→ Kaynak alıntısı
........

8 Haziran sabahı rüzgar AKP’nin Tayyip Erdoğan’ın egemenliğinden kurtulamayan baskıcı yönetimi altüst etmek isteyenlerden yana esmeye başladı. Cumhurbaşkanı ortalıktan kayboldu. HDP barajı geçti. Hatta rahat, rahat geçti. Birçok il ve ilçede oylarını ikiye, üçe hatta yüz küsurlu oranlarda katladı. Bu başarıyı sandıktan sandığa, ilçeden şehirlere artan bir oran izledi.
Bunun yanında AKP hiç bir şehirde oyunu arttıramadı, düşüşe geçti ve 13 yıllık tek başına iktidar olma özelliğini kaybetti. Saltanat duraklamadan, düşüşe geçerken seçimin bariz kazananı HDP oldu.
Seçimin sonuçları büyük bir sevinç yarattı fakat bu kesinlikle ‘buruk bir mutluluktu’. Çünkü bu seçimi diğer seçimlerden ayıran en büyük nedenlerden biri de HDP’ye yapılan ‘provokasyonlardı’.
HDP’nin seçime parti olarak girme kararı alındıktan ve başarılı, kapsayıcı bir çalışmaya başlanmasının ardından bir dizi provokasyonlar silsilesi gerçekleşti. Seçim özelinde12 Nisan’da Ağrı’da başlayan ve Diyarbakır’a uzanan süreçte arkadaşlarımızı kaybederken, barış iradesinin ne kadar güçlü olduğuna bir kez daha tanık olduk.
Bu nasıl bir katliam?

........

→ Kayıtlı veriler

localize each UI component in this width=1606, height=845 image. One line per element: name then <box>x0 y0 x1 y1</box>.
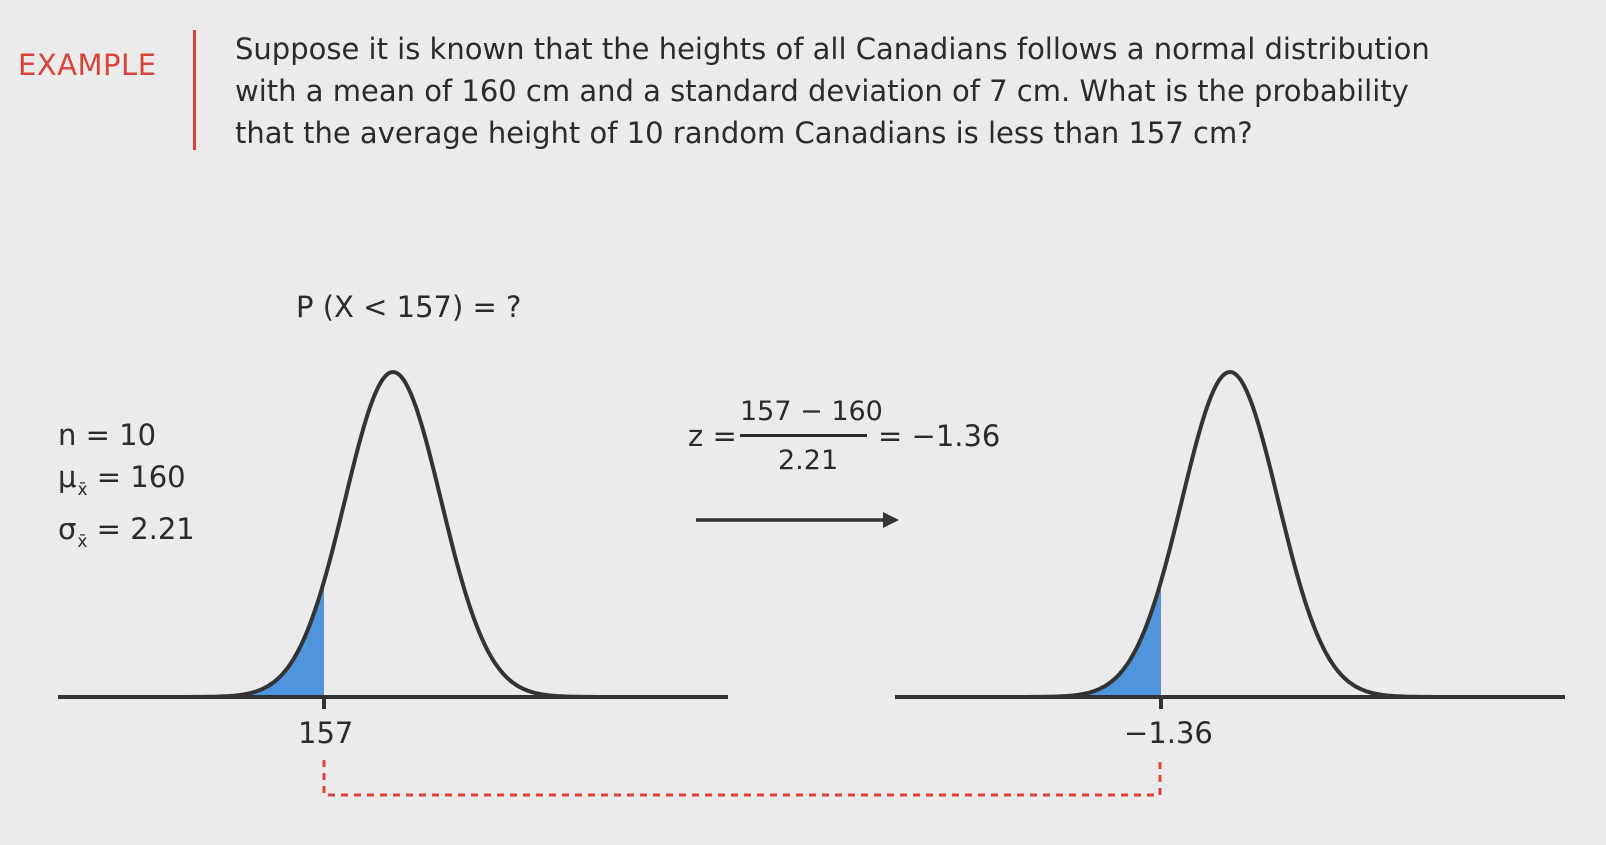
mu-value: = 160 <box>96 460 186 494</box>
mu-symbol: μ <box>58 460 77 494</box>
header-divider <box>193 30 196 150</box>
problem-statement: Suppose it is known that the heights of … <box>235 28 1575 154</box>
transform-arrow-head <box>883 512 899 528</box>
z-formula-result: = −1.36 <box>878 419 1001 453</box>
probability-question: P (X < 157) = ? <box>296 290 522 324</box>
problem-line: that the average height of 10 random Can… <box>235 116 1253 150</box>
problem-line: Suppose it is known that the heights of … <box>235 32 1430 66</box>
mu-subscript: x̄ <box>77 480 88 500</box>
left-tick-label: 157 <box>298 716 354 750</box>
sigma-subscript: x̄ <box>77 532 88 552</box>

........

→ Talimat 1
Seçim sonuçlarını anlatan kaynak alıntısına göre AKP kaç yıllık tek başına iktidar olma özelliğini kaybetti?
→ Talimat 2
Seçim sonuçlarını anlatan kaynak alıntısını son cümlesinden sonra sürdürün.

→ Görev sonucu 1
AKP, 13 yıllık tek başına iktidar olma özelliğini kaybetti.

→ Görev sonucu 2
İki sene önce Gezi’nin ortasına bir bomba konulduğunu düşünün. Çocukların, bebeklerin ve demokratik bir hak olarak eylem-miting-piknik yapan bir insan topluluğunun arasına konulan bombaları düşleyin. Diyarbakır’da gerçekleşen olay buydu. Sivil bir kitlenin arasında bombalar patladı. Kasıtlı olarak öldürülmek istendiler. Elleri kolları kopan insanların üzerine gaz sıkıldı. Üç kişi öldü. Yüzlerce yaralı vardı. İnsanlar can haliyle koşarken polis de bir yandan gaz bombaları ile saldırdı.
Diyarbakır aslında bu döngünün son ayağıydı. Roboski’de katledilen katırlardan sonra 11 Nisan’da Türkiye tarihinde akıl almaz bir olay gerçekleşti. Türk Silahlı Kuvvetleri’nin (TSK), Diyadin’deki bahar şenliği kapsamında düzenlenen fidan dikme etkinliğine “halkın seçim öncesi HDP’ye oy vermeye yönlendirildiği” iddiasıyla müdahale etti. Dört askerin yaralandığı olayda, sivil halk çatışmayı engellemek istedi ve canlı kalkan olan DBP Diyadin İlçe eski Eş Başkanı Cezmi Budak yaşamını yitirdi.
Bu süreçte başta Erdoğan ve diğer partililer HDP’yi hedef gösterdi.
18 Mayıs’ta Adana ve Mersin'de HDP İl Başkanlıklarının bulunduğu binalarda patlamalar meydana geldi. Kültür ve Turizm Bakanı Ömer Çelik, yaptığı değerlendirme toplantısı sonrası yaptığı açıklamada, "Bu saldırıyı aydınlatmak için özel birim kuruldu. Her bakımdan inceliyoruz" açıklaması yaptı. Fakat kimse yargılanmadı, tutuklanmadı, sorgulanmadı.
Erdoğan ve diğer partililer HDP’yi hedef göstermeye devam etti.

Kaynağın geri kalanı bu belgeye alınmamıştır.